• [What is being asked] Copy out the complete listing, word for word.

[START OF Given data]

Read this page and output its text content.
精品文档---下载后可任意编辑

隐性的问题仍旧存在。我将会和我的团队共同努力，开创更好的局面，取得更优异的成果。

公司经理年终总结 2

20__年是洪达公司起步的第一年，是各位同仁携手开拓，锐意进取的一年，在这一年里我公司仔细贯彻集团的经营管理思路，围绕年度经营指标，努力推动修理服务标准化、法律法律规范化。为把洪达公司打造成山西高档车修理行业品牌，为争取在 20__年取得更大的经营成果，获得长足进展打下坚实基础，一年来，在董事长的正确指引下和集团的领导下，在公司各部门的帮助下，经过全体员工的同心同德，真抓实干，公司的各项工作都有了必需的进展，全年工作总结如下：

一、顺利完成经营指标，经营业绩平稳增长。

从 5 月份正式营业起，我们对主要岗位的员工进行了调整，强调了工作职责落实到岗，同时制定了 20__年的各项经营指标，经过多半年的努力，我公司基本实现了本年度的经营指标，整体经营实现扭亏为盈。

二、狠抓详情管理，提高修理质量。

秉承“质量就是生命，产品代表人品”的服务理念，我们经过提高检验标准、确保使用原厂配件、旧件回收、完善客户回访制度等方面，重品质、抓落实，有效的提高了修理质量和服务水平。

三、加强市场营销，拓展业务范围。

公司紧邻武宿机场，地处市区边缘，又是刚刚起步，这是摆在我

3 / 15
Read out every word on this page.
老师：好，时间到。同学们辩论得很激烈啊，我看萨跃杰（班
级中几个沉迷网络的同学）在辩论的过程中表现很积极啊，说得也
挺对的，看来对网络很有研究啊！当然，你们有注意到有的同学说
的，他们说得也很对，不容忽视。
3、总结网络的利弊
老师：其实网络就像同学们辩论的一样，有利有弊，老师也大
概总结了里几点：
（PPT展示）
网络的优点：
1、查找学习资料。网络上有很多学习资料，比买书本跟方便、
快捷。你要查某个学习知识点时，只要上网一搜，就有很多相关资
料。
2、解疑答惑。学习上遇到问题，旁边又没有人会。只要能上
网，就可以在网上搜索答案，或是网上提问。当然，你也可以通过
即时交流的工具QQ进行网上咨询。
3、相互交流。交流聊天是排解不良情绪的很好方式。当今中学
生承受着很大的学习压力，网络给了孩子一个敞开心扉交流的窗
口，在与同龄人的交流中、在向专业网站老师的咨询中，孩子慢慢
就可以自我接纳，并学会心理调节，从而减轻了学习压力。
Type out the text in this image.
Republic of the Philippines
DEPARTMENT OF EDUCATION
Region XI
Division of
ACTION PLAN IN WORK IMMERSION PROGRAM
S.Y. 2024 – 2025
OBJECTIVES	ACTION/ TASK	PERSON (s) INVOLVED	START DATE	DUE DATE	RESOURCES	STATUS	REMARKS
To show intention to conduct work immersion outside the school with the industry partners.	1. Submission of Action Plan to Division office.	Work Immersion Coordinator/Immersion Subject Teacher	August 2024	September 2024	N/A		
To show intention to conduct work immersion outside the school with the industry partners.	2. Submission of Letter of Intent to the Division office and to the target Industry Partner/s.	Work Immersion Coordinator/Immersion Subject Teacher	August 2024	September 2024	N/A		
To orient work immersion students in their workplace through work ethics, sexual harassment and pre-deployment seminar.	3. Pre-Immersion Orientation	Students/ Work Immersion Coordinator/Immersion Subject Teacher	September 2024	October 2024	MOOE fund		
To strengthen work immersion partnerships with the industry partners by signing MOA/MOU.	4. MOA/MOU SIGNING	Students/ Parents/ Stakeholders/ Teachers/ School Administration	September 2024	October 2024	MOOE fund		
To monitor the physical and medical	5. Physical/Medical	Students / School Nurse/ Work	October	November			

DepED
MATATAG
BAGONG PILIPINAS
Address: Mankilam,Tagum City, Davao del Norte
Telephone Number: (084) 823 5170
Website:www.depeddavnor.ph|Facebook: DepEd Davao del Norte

[END OF Given data]

• [Response to this exercise]
Read this page and output its text content.
精品文档---下载后可任意编辑

隐性的问题仍旧存在。我将会和我的团队共同努力，开创更好的局面，取得更优异的成果。

公司经理年终总结 2

20__年是洪达公司起步的第一年，是各位同仁携手开拓，锐意进取的一年，在这一年里我公司仔细贯彻集团的经营管理思路，围绕年度经营指标，努力推动修理服务标准化、法律法律规范化。为把洪达公司打造成山西高档车修理行业品牌，为争取在 20__年取得更大的经营成果，获得长足进展打下坚实基础，一年来，在董事长的正确指引下和集团的领导下，在公司各部门的帮助下，经过全体员工的同心同德，真抓实干，公司的各项工作都有了必需的进展，全年工作总结如下：

一、顺利完成经营指标，经营业绩平稳增长。

从 5 月份正式营业起，我们对主要岗位的员工进行了调整，强调了工作职责落实到岗，同时制定了 20__年的各项经营指标，经过多半年的努力，我公司基本实现了本年度的经营指标，整体经营实现扭亏为盈。

二、狠抓详情管理，提高修理质量。

秉承“质量就是生命，产品代表人品”的服务理念，我们经过提高检验标准、确保使用原厂配件、旧件回收、完善客户回访制度等方面，重品质、抓落实，有效的提高了修理质量和服务水平。

三、加强市场营销，拓展业务范围。

公司紧邻武宿机场，地处市区边缘，又是刚刚起步，这是摆在我

3 / 15
Read out every word on this page.
老师：好，时间到。同学们辩论得很激烈啊，我看萨跃杰（班
级中几个沉迷网络的同学）在辩论的过程中表现很积极啊，说得也
挺对的，看来对网络很有研究啊！当然，你们有注意到有的同学说
的，他们说得也很对，不容忽视。
3、总结网络的利弊
老师：其实网络就像同学们辩论的一样，有利有弊，老师也大
概总结了里几点：
（PPT展示）
网络的优点：
1、查找学习资料。网络上有很多学习资料，比买书本跟方便、
快捷。你要查某个学习知识点时，只要上网一搜，就有很多相关资
料。
2、解疑答惑。学习上遇到问题，旁边又没有人会。只要能上
网，就可以在网上搜索答案，或是网上提问。当然，你也可以通过
即时交流的工具QQ进行网上咨询。
3、相互交流。交流聊天是排解不良情绪的很好方式。当今中学
生承受着很大的学习压力，网络给了孩子一个敞开心扉交流的窗
口，在与同龄人的交流中、在向专业网站老师的咨询中，孩子慢慢
就可以自我接纳，并学会心理调节，从而减轻了学习压力。
Type out the text in this image.
Republic of the Philippines
DEPARTMENT OF EDUCATION
Region XI
Division of
ACTION PLAN IN WORK IMMERSION PROGRAM
S.Y. 2024 – 2025
OBJECTIVES	ACTION/ TASK	PERSON (s) INVOLVED	START DATE	DUE DATE	RESOURCES	STATUS	REMARKS
To show intention to conduct work immersion outside the school with the industry partners.	1. Submission of Action Plan to Division office.	Work Immersion Coordinator/Immersion Subject Teacher	August 2024	September 2024	N/A		
To show intention to conduct work immersion outside the school with the industry partners.	2. Submission of Letter of Intent to the Division office and to the target Industry Partner/s.	Work Immersion Coordinator/Immersion Subject Teacher	August 2024	September 2024	N/A		
To orient work immersion students in their workplace through work ethics, sexual harassment and pre-deployment seminar.	3. Pre-Immersion Orientation	Students/ Work Immersion Coordinator/Immersion Subject Teacher	September 2024	October 2024	MOOE fund		
To strengthen work immersion partnerships with the industry partners by signing MOA/MOU.	4. MOA/MOU SIGNING	Students/ Parents/ Stakeholders/ Teachers/ School Administration	September 2024	October 2024	MOOE fund		
To monitor the physical and medical	5. Physical/Medical	Students / School Nurse/ Work	October	November			

DepED
MATATAG
BAGONG PILIPINAS
Address: Mankilam,Tagum City, Davao del Norte
Telephone Number: (084) 823 5170
Website:www.depeddavnor.ph|Facebook: DepEd Davao del Norte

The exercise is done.